#### Short task
Locate all lines in the data below that hold "Региональной" and show them.

++++++

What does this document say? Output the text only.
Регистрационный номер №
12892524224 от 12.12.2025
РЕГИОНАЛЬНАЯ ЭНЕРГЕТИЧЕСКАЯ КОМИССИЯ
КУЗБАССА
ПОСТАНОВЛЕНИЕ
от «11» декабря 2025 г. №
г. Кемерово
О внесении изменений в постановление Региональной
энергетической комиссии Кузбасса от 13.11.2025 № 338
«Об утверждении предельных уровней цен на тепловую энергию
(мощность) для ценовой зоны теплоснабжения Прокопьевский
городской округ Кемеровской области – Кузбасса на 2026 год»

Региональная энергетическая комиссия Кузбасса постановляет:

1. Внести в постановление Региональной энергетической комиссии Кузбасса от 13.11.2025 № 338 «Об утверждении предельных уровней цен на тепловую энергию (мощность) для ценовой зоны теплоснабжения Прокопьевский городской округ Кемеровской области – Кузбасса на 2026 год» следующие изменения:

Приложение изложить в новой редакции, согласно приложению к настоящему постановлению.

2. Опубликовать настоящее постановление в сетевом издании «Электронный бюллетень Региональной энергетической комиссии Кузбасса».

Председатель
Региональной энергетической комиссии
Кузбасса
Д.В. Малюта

++++++

#### Result
О внесении изменений в постановление Региональной
1. Внести в постановление Региональной энергетической комиссии Кузбасса от 13.11.2025 № 338 «Об утверждении предельных уровней цен на тепловую энергию (мощность) для ценовой зоны теплоснабжения Прокопьевский городской округ Кемеровской области – Кузбасса на 2026 год» следующие изменения:
2. Опубликовать настоящее постановление в сетевом издании «Электронный бюллетень Региональной энергетической комиссии Кузбасса».
Региональной энергетической комиссии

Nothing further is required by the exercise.